- [Teks Pilihan]:
━━━━━━━━━━━━━━━━

Menteri Perindustrian Airlangga Hartarto mengatakan, sejalan dengan arahan Bapak Presiden Joko Widodo, pertumbuhan ekonomi kedepannya berbasis pada pertumbuhan industry, "Sebab itu pemerintah sedang mencarikan formulanya untuk semakin meningkatkan ekspor," kata Airlangga.
Produk pengolahan non migas sangat berkontribusi dalam perolehan nilai ekspor Indonesia di masa Pandemi Covid-19, hal ini dapat dilihat dari Neraca perdaganagan Indonesia Februari 2020 mencatat surplus 2,34 miliar dolar AS, membaik dibanding dengan capaian bulan sebelumnya yang mencatat deficit 0,64 miliar dolar AS. Perkembangan ini terutama dipengaruhi oleh kenaikan surplus neraca perdagangan nonmigas sejalan dengan kinerja ekspor nonmigas yang membaik dan kinerja impor nonmigas yang menurun.
Menurut data BI, Neraca perdagangan nonmigas Februari 2020 tercatat surplus sebesar 3,27 miliar dolar AS, meningkat dibandingkan dengan surplus pada bulan sebelumnya sebesar 0,53 miliar dolar AS. Perkembangan tersebut ditopang oleh kinera positif ekspor nonmigas beberapa komoditas antara lain batubara, CPO, dan beberapa produk manufaktur. Peningkatan surplus neraca perdagangan juga dipengaruhi impor nonmigas yang menurun, terutama untuk komoditas golongan mesin dan perlengkapan elektrik, antara lain sebagai dampak terganggunya rantai suplai global akibat Covid-19.

━━━━━━━━━━━━━━━━

- [Ketentuan Latihan]:
1 - Salin ulang bagian teks pilihan dari "Menurut data BI, Neraca" sampai "global akibat Covid-19." tanpa perubahan sedikit pun.
2 - Menurut data BI dalam teks tentang neraca perdagangan Indonesia, berapa surplus neraca perdagangan nonmigas pada Februari 2020?
Catatan ini tidak berperan apa pun dalam latihan ini.

[Entri data tersimpan]
━━━━━━━━━━━━━━━━

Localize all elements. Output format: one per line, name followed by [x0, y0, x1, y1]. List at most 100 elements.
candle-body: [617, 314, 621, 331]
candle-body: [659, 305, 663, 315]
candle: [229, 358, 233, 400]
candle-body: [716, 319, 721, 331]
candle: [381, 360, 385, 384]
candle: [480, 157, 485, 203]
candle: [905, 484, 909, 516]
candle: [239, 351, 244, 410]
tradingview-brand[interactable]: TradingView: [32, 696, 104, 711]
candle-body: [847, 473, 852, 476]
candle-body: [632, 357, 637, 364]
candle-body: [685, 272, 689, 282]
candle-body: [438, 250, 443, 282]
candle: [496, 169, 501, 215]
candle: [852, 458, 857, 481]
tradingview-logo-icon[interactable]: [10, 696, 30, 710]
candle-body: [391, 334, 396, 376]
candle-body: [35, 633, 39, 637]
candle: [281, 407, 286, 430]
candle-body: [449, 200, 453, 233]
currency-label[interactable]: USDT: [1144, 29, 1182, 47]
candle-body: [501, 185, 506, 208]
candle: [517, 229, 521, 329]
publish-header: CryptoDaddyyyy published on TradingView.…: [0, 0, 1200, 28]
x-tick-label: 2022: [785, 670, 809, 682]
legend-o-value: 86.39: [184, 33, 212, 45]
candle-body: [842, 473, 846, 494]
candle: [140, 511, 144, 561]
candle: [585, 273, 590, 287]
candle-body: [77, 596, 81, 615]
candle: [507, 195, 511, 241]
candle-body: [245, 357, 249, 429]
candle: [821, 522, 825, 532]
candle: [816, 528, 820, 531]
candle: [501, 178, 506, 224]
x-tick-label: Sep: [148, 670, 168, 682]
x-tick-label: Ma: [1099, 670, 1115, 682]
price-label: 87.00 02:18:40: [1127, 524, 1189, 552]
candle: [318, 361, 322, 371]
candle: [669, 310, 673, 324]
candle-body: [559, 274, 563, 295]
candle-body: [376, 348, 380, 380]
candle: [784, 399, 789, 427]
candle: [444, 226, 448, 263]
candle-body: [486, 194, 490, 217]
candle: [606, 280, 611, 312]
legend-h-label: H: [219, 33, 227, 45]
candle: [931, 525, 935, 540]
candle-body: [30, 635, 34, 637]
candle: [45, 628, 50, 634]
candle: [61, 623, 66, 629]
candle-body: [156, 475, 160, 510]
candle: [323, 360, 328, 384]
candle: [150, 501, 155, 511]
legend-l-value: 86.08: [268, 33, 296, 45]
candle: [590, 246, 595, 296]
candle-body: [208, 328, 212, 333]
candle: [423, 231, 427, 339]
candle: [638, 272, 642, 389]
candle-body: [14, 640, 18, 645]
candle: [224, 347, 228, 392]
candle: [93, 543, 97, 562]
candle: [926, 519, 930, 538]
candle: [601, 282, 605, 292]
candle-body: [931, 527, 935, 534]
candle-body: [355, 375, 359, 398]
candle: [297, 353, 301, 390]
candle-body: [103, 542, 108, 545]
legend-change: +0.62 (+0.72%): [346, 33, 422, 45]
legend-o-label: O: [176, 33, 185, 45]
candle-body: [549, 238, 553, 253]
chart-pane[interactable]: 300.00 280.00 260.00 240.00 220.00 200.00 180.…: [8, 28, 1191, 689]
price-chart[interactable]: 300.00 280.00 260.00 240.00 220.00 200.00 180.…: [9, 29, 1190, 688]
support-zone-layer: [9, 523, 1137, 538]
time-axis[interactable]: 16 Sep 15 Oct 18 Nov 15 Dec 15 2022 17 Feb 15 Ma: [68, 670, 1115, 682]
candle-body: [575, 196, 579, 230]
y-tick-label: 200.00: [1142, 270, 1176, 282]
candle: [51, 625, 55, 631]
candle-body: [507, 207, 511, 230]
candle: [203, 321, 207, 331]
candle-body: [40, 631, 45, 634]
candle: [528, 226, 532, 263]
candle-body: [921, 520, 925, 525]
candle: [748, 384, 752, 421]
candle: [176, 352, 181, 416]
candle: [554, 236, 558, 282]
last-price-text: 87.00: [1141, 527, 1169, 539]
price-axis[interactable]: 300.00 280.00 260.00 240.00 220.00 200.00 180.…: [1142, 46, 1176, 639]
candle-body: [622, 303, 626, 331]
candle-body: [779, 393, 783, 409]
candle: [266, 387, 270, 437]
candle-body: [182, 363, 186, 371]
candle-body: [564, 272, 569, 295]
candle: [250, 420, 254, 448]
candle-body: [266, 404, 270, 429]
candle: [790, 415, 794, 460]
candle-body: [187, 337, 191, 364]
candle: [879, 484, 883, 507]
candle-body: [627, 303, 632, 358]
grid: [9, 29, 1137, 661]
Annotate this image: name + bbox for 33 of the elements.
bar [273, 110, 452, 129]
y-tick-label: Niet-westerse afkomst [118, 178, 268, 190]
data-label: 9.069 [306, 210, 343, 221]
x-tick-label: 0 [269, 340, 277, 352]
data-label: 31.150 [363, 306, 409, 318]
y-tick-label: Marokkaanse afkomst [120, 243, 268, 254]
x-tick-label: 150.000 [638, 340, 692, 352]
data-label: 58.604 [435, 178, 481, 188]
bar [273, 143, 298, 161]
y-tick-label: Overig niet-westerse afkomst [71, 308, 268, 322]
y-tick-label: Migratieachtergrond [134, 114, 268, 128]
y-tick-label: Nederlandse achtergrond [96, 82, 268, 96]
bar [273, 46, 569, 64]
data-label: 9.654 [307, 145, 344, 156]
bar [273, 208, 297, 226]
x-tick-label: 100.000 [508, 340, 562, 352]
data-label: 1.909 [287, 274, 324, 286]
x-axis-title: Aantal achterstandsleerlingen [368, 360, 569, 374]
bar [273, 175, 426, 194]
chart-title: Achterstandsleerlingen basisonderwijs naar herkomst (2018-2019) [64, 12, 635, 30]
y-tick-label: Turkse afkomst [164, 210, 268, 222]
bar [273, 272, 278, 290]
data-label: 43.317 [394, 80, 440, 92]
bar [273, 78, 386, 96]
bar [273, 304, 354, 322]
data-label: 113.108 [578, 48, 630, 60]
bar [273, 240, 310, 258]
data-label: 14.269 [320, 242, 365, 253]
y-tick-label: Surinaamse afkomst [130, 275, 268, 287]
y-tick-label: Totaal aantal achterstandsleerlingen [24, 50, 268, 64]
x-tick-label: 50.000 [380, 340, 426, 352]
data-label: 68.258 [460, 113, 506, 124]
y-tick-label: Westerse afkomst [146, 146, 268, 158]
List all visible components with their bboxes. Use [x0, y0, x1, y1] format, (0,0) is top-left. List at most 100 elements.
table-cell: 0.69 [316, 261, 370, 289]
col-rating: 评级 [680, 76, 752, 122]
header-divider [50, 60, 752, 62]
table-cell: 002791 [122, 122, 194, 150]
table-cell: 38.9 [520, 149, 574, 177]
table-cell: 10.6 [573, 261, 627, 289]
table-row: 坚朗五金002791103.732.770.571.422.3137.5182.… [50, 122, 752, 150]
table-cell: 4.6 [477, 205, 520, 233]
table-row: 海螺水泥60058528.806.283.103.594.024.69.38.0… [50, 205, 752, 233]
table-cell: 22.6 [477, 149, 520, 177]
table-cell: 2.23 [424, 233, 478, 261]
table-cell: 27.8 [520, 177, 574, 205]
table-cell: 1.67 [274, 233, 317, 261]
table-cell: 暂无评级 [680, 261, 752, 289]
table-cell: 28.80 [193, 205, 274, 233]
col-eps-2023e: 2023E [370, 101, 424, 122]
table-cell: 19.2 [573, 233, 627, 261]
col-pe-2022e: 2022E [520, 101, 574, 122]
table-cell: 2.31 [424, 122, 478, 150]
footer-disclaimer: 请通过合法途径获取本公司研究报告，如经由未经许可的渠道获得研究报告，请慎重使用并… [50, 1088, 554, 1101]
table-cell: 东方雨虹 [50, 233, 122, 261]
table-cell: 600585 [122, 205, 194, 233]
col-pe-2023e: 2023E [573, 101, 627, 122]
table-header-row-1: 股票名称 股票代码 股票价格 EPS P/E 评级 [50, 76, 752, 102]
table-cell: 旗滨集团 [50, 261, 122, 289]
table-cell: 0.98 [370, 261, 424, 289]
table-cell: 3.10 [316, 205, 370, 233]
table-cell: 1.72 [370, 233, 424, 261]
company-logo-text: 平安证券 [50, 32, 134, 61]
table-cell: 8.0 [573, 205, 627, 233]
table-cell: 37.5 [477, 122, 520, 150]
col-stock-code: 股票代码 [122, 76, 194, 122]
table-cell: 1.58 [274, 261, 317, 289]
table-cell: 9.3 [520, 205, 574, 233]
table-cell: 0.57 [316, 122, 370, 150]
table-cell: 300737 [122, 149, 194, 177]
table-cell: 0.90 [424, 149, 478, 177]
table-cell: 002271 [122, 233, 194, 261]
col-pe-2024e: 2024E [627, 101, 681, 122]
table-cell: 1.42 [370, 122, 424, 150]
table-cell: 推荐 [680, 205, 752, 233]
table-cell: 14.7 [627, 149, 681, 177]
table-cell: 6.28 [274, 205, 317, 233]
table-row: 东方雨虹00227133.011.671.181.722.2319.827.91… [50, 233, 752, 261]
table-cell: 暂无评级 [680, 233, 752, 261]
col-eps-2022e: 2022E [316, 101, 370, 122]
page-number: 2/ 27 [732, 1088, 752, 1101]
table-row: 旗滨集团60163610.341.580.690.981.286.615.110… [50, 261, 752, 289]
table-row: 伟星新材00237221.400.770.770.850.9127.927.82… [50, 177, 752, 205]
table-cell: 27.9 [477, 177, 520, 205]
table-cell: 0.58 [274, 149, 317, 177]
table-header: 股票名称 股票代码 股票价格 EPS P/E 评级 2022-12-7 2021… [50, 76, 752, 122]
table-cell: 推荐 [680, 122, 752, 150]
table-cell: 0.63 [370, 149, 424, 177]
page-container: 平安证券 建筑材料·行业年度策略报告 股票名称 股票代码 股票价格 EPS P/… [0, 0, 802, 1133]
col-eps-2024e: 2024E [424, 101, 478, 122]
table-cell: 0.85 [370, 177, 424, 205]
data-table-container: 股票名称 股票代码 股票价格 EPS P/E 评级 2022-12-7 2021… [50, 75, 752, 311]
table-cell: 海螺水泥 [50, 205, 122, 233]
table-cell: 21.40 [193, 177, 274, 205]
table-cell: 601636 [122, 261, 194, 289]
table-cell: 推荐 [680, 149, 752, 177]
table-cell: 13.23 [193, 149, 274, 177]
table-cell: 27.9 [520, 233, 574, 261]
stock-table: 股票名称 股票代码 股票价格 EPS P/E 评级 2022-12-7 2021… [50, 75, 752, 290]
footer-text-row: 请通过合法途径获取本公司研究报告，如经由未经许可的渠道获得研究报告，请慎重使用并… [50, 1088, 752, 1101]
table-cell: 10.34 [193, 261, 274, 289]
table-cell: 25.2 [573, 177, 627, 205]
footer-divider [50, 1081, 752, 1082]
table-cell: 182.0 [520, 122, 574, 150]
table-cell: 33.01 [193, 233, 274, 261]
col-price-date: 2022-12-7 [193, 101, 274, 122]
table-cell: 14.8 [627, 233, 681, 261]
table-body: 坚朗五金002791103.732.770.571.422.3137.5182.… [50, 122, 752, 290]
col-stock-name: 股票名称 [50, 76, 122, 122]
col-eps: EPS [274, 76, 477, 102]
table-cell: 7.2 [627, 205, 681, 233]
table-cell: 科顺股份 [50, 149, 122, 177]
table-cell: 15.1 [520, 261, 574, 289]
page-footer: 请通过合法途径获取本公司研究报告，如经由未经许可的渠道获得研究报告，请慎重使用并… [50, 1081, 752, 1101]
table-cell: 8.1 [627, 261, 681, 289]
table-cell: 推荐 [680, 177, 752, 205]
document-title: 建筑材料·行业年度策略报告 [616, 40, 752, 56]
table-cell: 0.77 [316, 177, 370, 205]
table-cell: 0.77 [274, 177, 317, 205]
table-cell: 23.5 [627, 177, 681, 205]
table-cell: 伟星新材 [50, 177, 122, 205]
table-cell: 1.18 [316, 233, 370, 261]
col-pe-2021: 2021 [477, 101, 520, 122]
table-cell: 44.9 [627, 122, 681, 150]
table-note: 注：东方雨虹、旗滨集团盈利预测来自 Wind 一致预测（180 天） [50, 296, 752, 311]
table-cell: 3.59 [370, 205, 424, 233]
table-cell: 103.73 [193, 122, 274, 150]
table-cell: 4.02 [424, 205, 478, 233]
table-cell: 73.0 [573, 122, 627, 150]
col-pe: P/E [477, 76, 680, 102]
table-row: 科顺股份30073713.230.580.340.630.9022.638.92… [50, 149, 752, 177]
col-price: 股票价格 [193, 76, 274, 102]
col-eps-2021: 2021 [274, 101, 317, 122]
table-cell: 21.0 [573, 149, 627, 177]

━━━━━━━━━━━━━━━━

- [Jawaban Berurutan]:
1 -
Menurut data BI, Neraca perdagangan nonmigas Februari 2020 tercatat surplus sebesar 3,27 miliar dolar AS, meningkat dibandingkan dengan surplus pada bulan sebelumnya sebesar 0,53 miliar dolar AS. Perkembangan tersebut ditopang oleh kinera positif ekspor nonmigas beberapa komoditas antara lain batubara, CPO, dan beberapa produk manufaktur. Peningkatan surplus neraca perdagangan juga dipengaruhi impor nonmigas yang menurun, terutama untuk komoditas golongan mesin dan perlengkapan elektrik, antara lain sebagai dampak terganggunya rantai suplai global akibat Covid-19.

2 - Surplusnya sebesar 3,27 miliar dolar AS.